* _PROVIDED ENTRIES_
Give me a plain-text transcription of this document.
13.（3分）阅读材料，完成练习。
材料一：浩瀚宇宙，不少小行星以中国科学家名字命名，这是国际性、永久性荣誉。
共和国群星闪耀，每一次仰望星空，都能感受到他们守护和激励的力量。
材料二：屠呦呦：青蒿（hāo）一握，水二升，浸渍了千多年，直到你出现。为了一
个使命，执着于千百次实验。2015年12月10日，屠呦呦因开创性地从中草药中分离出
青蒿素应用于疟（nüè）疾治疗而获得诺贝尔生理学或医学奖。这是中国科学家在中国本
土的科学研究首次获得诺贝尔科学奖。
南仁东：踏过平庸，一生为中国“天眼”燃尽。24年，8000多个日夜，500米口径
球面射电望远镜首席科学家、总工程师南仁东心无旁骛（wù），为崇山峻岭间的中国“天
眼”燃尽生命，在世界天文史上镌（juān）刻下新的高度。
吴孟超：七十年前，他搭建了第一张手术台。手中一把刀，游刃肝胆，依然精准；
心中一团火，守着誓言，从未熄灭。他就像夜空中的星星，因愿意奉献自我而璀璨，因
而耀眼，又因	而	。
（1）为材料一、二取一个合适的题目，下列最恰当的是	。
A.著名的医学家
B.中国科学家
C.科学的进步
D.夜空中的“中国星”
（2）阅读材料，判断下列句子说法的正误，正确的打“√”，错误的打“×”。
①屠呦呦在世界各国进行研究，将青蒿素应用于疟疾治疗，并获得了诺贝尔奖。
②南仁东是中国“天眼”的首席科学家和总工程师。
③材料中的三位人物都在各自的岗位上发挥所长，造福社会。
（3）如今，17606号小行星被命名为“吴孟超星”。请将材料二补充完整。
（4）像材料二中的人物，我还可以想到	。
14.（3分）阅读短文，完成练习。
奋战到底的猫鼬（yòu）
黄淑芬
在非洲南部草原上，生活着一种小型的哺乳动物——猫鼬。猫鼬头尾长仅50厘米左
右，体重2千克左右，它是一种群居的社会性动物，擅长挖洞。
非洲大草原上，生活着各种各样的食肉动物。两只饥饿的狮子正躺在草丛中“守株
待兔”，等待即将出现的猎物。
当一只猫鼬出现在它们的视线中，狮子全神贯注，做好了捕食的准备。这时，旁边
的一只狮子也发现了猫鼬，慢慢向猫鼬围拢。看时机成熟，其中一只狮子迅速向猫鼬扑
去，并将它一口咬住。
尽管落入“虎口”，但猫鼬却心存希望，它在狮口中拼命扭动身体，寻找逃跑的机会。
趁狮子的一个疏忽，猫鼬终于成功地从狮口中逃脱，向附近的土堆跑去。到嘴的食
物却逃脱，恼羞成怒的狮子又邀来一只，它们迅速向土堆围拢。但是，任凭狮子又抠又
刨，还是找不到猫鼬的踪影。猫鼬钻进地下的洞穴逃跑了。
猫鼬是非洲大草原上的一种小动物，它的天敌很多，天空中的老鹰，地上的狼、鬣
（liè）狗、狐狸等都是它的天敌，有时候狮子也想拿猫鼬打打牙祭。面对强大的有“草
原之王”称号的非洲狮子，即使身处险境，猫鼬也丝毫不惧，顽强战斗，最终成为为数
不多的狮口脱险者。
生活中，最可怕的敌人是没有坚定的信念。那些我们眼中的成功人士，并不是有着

* _WHAT IS NEEDED_
Reproduce each record exactly as it appears.

* _FINAL ANSWER_
Give me a plain-text transcription of this document.
13.（3分）阅读材料，完成练习。
材料一：浩瀚宇宙，不少小行星以中国科学家名字命名，这是国际性、永久性荣誉。
共和国群星闪耀，每一次仰望星空，都能感受到他们守护和激励的力量。
材料二：屠呦呦：青蒿（hāo）一握，水二升，浸渍了千多年，直到你出现。为了一
个使命，执着于千百次实验。2015年12月10日，屠呦呦因开创性地从中草药中分离出
青蒿素应用于疟（nüè）疾治疗而获得诺贝尔生理学或医学奖。这是中国科学家在中国本
土的科学研究首次获得诺贝尔科学奖。
南仁东：踏过平庸，一生为中国“天眼”燃尽。24年，8000多个日夜，500米口径
球面射电望远镜首席科学家、总工程师南仁东心无旁骛（wù），为崇山峻岭间的中国“天
眼”燃尽生命，在世界天文史上镌（juān）刻下新的高度。
吴孟超：七十年前，他搭建了第一张手术台。手中一把刀，游刃肝胆，依然精准；
心中一团火，守着誓言，从未熄灭。他就像夜空中的星星，因愿意奉献自我而璀璨，因
而耀眼，又因	而	。
（1）为材料一、二取一个合适的题目，下列最恰当的是	。
A.著名的医学家
B.中国科学家
C.科学的进步
D.夜空中的“中国星”
（2）阅读材料，判断下列句子说法的正误，正确的打“√”，错误的打“×”。
①屠呦呦在世界各国进行研究，将青蒿素应用于疟疾治疗，并获得了诺贝尔奖。
②南仁东是中国“天眼”的首席科学家和总工程师。
③材料中的三位人物都在各自的岗位上发挥所长，造福社会。
（3）如今，17606号小行星被命名为“吴孟超星”。请将材料二补充完整。
（4）像材料二中的人物，我还可以想到	。
14.（3分）阅读短文，完成练习。
奋战到底的猫鼬（yòu）
黄淑芬
在非洲南部草原上，生活着一种小型的哺乳动物——猫鼬。猫鼬头尾长仅50厘米左
右，体重2千克左右，它是一种群居的社会性动物，擅长挖洞。
非洲大草原上，生活着各种各样的食肉动物。两只饥饿的狮子正躺在草丛中“守株
待兔”，等待即将出现的猎物。
当一只猫鼬出现在它们的视线中，狮子全神贯注，做好了捕食的准备。这时，旁边
的一只狮子也发现了猫鼬，慢慢向猫鼬围拢。看时机成熟，其中一只狮子迅速向猫鼬扑
去，并将它一口咬住。
尽管落入“虎口”，但猫鼬却心存希望，它在狮口中拼命扭动身体，寻找逃跑的机会。
趁狮子的一个疏忽，猫鼬终于成功地从狮口中逃脱，向附近的土堆跑去。到嘴的食
物却逃脱，恼羞成怒的狮子又邀来一只，它们迅速向土堆围拢。但是，任凭狮子又抠又
刨，还是找不到猫鼬的踪影。猫鼬钻进地下的洞穴逃跑了。
猫鼬是非洲大草原上的一种小动物，它的天敌很多，天空中的老鹰，地上的狼、鬣
（liè）狗、狐狸等都是它的天敌，有时候狮子也想拿猫鼬打打牙祭。面对强大的有“草
原之王”称号的非洲狮子，即使身处险境，猫鼬也丝毫不惧，顽强战斗，最终成为为数
不多的狮口脱险者。
生活中，最可怕的敌人是没有坚定的信念。那些我们眼中的成功人士，并不是有着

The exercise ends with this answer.